### Job
Every line below that mentions the word "Answer" should be copied out.

### Given data
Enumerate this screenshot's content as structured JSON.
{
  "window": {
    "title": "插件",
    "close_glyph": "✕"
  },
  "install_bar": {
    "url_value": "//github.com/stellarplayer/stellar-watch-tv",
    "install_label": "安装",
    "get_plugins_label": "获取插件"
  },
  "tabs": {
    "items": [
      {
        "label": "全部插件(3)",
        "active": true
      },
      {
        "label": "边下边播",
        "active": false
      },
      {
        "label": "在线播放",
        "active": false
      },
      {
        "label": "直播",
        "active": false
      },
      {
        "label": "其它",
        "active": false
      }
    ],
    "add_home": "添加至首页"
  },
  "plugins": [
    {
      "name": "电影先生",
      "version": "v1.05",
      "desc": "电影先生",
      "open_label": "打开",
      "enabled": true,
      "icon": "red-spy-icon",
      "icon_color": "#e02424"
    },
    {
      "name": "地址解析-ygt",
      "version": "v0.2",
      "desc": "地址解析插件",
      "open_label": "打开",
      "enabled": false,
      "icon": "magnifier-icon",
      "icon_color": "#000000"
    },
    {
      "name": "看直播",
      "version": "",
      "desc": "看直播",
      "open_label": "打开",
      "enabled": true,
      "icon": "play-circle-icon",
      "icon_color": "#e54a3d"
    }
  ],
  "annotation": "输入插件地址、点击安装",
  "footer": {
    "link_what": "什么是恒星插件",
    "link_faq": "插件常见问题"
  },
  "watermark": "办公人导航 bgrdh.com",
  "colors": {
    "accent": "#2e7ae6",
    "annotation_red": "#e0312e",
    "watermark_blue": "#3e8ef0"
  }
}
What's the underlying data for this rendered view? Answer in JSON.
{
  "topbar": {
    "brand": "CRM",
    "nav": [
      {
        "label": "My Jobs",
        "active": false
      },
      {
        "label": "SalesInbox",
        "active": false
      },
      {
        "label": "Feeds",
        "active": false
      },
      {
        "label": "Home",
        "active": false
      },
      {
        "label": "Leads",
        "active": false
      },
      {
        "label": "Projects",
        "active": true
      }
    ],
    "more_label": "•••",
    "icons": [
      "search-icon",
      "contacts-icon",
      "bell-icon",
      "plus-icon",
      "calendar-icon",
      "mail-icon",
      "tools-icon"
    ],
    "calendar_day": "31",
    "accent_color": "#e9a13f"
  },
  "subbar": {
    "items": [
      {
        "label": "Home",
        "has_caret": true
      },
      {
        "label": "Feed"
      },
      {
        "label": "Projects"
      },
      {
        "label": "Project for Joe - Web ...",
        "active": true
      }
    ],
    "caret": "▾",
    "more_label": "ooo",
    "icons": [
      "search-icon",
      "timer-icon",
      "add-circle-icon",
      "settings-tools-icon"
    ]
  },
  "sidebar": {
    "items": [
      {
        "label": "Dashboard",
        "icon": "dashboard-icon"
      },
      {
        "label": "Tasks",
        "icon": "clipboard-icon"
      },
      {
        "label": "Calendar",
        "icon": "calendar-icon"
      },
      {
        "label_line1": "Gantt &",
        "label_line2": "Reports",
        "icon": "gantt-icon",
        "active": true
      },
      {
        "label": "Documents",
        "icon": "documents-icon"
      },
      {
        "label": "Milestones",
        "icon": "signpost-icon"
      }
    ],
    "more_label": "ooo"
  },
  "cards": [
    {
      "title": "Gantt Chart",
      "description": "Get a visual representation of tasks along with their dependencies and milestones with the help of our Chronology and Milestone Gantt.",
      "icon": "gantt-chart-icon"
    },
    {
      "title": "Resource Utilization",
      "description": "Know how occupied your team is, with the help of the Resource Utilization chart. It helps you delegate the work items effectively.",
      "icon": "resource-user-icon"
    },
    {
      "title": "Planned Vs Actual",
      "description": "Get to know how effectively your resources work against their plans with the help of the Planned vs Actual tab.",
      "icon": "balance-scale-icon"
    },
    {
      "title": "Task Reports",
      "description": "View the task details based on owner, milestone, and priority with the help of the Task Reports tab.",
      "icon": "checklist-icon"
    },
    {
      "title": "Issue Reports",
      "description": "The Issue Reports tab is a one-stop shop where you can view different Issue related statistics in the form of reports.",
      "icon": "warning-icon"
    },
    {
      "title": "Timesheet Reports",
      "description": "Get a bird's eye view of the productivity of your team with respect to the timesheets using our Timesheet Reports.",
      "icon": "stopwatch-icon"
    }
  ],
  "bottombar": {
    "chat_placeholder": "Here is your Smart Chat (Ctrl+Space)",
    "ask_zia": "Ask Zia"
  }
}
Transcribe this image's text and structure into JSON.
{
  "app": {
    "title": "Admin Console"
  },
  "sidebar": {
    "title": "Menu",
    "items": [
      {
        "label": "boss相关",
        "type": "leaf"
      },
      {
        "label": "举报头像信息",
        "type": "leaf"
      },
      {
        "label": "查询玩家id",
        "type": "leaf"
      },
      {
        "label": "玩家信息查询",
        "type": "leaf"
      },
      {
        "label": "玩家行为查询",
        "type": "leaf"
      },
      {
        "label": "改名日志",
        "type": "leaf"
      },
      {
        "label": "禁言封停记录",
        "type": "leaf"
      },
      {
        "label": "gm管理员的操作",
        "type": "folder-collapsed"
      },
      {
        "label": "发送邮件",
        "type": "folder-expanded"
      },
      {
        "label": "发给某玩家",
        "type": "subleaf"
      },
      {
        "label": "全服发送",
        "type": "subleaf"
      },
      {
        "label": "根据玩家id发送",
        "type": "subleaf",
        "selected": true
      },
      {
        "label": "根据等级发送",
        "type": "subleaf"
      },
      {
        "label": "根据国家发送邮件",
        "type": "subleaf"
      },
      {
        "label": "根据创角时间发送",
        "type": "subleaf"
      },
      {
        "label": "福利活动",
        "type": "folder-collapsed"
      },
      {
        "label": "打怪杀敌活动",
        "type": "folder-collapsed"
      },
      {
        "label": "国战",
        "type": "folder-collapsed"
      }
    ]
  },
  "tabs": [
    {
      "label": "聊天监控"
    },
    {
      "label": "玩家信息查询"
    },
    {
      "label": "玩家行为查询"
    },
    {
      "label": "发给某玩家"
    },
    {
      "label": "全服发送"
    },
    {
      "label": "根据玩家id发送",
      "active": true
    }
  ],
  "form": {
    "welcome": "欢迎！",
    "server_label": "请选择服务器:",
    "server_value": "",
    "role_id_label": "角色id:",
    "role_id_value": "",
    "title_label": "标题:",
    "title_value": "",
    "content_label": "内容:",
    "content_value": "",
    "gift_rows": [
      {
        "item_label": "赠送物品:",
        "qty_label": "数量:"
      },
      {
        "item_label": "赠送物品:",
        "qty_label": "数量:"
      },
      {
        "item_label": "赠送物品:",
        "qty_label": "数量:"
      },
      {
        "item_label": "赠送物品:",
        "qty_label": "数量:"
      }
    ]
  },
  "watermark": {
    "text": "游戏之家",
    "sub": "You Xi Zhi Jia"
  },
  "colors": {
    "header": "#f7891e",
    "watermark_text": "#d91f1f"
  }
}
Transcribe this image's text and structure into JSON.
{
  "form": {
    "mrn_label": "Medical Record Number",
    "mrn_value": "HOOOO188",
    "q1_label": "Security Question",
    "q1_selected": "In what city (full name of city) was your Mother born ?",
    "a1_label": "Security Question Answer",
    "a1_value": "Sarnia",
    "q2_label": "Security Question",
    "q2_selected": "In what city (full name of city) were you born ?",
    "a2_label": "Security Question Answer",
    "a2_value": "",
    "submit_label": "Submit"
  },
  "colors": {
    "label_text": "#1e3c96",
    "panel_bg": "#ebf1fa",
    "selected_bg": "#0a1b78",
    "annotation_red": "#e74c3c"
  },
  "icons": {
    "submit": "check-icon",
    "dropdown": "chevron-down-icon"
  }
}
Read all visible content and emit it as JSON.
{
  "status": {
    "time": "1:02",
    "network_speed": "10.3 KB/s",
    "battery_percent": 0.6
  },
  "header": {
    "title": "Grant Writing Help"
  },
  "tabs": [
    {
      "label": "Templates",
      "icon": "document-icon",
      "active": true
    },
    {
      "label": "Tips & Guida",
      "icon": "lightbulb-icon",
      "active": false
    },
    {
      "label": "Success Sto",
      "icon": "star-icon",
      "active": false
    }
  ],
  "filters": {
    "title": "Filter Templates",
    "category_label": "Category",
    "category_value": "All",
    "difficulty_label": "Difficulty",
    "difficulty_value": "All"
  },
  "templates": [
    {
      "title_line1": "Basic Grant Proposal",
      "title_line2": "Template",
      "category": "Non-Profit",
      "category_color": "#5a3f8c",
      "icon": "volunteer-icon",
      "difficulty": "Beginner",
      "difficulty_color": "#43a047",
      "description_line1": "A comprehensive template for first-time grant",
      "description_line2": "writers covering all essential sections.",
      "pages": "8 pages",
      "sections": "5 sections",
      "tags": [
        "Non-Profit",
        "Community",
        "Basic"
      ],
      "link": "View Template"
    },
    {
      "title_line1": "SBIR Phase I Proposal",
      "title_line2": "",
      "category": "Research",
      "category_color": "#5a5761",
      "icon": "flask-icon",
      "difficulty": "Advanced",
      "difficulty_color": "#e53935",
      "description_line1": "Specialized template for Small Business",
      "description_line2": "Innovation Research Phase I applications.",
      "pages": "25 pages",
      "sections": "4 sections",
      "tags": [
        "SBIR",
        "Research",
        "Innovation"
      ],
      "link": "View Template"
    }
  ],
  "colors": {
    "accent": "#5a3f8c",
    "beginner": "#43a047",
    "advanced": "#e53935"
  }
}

### Solution
What's the underlying data for this rendered view? Answer in JSON.
    "a1_label": "Security Question Answer",
    "a2_label": "Security Question Answer",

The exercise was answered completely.